• _WHAT IS ASKED_
1. Summarize the forum thread on trap representations in two sentences.
2. Reproduce the records from the line with "where is each" up to and including the line with "paragraph-subtitle: 江西理工大学电商10周年庆典 —", omitting the pictures.

• _TEXT TO READ_
========================================

No, strangely enough, it does not. Even though it appears to.

/Trap representation/ is an object representation that does not represent
any value of the object's type.
Okay, character types have trap representations, however, those
representaions
are exempt from invoking undefined behaviour.


That's my understanding too, after carefully reading that paragraph.
It seems to say that accessing an object itself through a character
type, does not produce UB.


IMO this conclusion isn't quite right... (read on)

Jack Klein wrote:
Although, at least one member of the committee said that such things
were allowed to exist under the earlier versions of the standard, even
though they weren't mentioned.
I agree. The current Std didn't even have to define "trap representation";
just mentioning that an object may not have a value is enough.
And the reply I received was essentially what I posted and you quoted
above, and I will copy and paste here again:
# > Now here is what I was told when I raised the issue before. The fact
# > that access with a non-character type is specifically undefined does
# > not guarantee that no accesses with a character type (other than
# > unsigned char) might not also cause undefined behavior.


[snip]

We're dealing with human language here, not Mathematics. If the Std
explicitly excluded some types from a behaviour, presumably it intended
that the behaviour does not engage those types.

========================================

• _DATASET CONTENT_

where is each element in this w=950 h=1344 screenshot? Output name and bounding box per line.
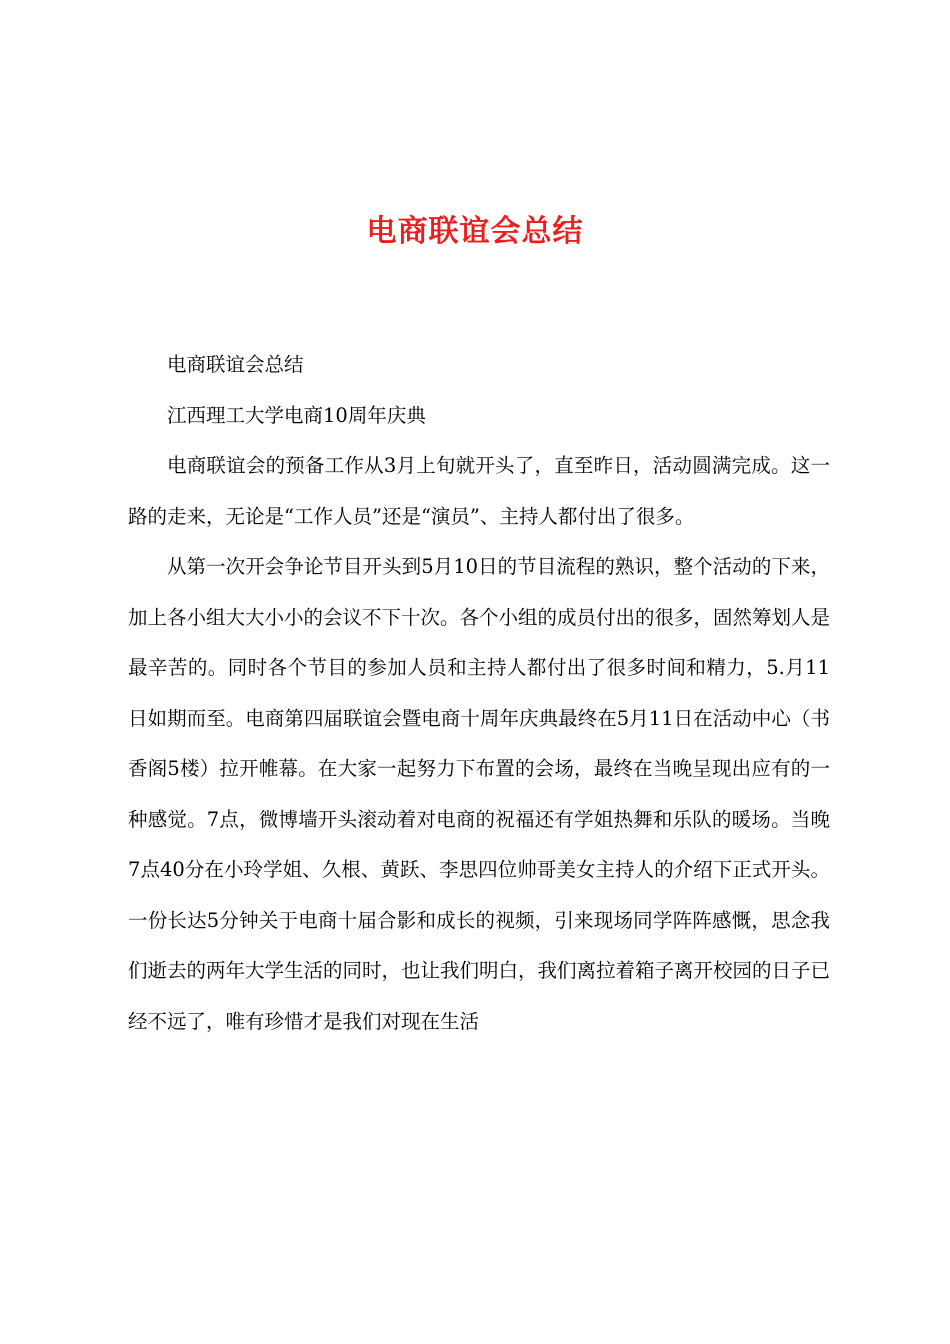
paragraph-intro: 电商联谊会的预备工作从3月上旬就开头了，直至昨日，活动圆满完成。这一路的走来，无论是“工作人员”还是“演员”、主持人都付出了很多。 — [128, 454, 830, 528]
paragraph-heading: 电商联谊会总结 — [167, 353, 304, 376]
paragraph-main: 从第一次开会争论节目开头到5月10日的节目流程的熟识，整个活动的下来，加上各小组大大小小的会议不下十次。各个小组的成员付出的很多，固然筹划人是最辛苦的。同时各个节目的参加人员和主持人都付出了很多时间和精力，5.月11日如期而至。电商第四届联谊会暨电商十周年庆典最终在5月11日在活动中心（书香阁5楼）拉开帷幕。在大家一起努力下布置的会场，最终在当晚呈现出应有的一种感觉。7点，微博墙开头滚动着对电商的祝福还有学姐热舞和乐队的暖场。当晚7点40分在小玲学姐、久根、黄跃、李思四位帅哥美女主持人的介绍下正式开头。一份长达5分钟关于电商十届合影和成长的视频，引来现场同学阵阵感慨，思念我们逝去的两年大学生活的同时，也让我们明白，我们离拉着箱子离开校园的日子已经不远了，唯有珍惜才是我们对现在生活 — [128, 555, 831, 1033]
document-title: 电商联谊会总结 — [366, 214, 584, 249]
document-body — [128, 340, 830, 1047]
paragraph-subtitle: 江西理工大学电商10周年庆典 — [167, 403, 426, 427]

========================================

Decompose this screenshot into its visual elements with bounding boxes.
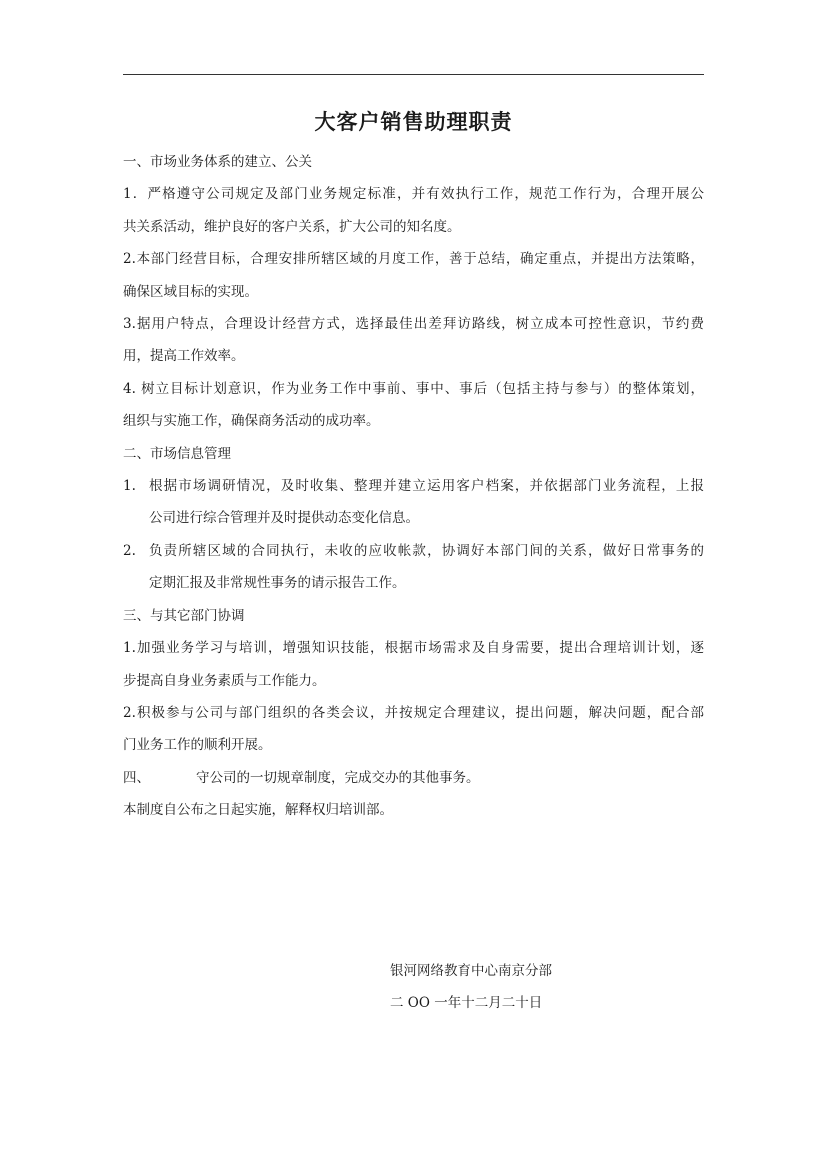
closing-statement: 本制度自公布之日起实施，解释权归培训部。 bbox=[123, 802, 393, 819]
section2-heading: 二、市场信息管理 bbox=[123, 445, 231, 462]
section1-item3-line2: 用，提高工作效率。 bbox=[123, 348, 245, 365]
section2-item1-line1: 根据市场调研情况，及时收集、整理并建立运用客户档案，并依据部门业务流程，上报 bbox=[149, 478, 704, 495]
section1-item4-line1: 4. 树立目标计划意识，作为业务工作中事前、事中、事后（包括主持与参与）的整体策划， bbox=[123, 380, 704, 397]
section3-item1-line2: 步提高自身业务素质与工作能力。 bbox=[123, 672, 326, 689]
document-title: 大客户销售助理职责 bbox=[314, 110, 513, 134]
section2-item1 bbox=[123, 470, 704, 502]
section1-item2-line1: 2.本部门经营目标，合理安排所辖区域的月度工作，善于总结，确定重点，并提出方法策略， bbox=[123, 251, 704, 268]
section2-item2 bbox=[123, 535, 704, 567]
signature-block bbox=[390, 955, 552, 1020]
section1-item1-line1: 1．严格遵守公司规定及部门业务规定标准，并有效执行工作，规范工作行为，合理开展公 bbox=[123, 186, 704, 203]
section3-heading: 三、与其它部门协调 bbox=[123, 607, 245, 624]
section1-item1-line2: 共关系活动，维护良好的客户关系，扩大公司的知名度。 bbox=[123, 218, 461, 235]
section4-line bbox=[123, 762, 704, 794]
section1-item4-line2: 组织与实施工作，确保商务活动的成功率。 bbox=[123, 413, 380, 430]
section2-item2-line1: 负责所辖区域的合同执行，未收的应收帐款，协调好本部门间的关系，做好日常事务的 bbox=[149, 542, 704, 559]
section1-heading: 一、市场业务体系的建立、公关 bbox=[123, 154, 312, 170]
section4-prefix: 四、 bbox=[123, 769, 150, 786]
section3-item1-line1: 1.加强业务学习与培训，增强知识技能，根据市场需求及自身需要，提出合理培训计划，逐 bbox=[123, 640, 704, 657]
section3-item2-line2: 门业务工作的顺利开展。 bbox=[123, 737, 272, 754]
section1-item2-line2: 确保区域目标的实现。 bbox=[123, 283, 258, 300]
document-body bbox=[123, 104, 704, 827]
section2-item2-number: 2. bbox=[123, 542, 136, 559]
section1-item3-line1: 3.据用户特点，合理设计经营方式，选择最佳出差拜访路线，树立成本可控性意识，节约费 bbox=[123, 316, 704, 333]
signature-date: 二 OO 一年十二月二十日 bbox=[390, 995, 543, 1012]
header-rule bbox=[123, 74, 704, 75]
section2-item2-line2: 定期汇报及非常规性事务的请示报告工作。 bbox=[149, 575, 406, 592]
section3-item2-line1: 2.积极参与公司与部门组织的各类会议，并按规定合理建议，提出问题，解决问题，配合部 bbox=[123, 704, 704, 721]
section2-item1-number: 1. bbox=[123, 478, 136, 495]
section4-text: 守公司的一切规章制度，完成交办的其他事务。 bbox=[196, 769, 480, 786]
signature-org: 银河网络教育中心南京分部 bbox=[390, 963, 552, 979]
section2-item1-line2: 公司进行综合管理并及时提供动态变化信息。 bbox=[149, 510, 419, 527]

========================================

• _ANSWERS GIVEN_
1. The thread defines a trap representation as an object representation that does not represent any value of the object's type, and it notes that character types have such representations but are exempt from invoking undefined behavior. One participant relays being told that this exemption does not guarantee that accesses with a character type other than unsigned char cannot also cause undefined behavior, while another argues that when the standard explicitly excludes some types from a behavior, it presumably intends that behavior not to engage those types.

2.
where is each element in this w=950 h=1344 screenshot? Output name and bounding box per line.
paragraph-intro: 电商联谊会的预备工作从3月上旬就开头了，直至昨日，活动圆满完成。这一路的走来，无论是“工作人员”还是“演员”、主持人都付出了很多。 — [128, 454, 830, 528]
paragraph-heading: 电商联谊会总结 — [167, 353, 304, 376]
paragraph-main: 从第一次开会争论节目开头到5月10日的节目流程的熟识，整个活动的下来，加上各小组大大小小的会议不下十次。各个小组的成员付出的很多，固然筹划人是最辛苦的。同时各个节目的参加人员和主持人都付出了很多时间和精力，5.月11日如期而至。电商第四届联谊会暨电商十周年庆典最终在5月11日在活动中心（书香阁5楼）拉开帷幕。在大家一起努力下布置的会场，最终在当晚呈现出应有的一种感觉。7点，微博墙开头滚动着对电商的祝福还有学姐热舞和乐队的暖场。当晚7点40分在小玲学姐、久根、黄跃、李思四位帅哥美女主持人的介绍下正式开头。一份长达5分钟关于电商十届合影和成长的视频，引来现场同学阵阵感慨，思念我们逝去的两年大学生活的同时，也让我们明白，我们离拉着箱子离开校园的日子已经不远了，唯有珍惜才是我们对现在生活 — [128, 555, 831, 1033]
document-title: 电商联谊会总结 — [366, 214, 584, 249]
document-body — [128, 340, 830, 1047]
paragraph-subtitle: 江西理工大学电商10周年庆典 — [167, 403, 426, 427]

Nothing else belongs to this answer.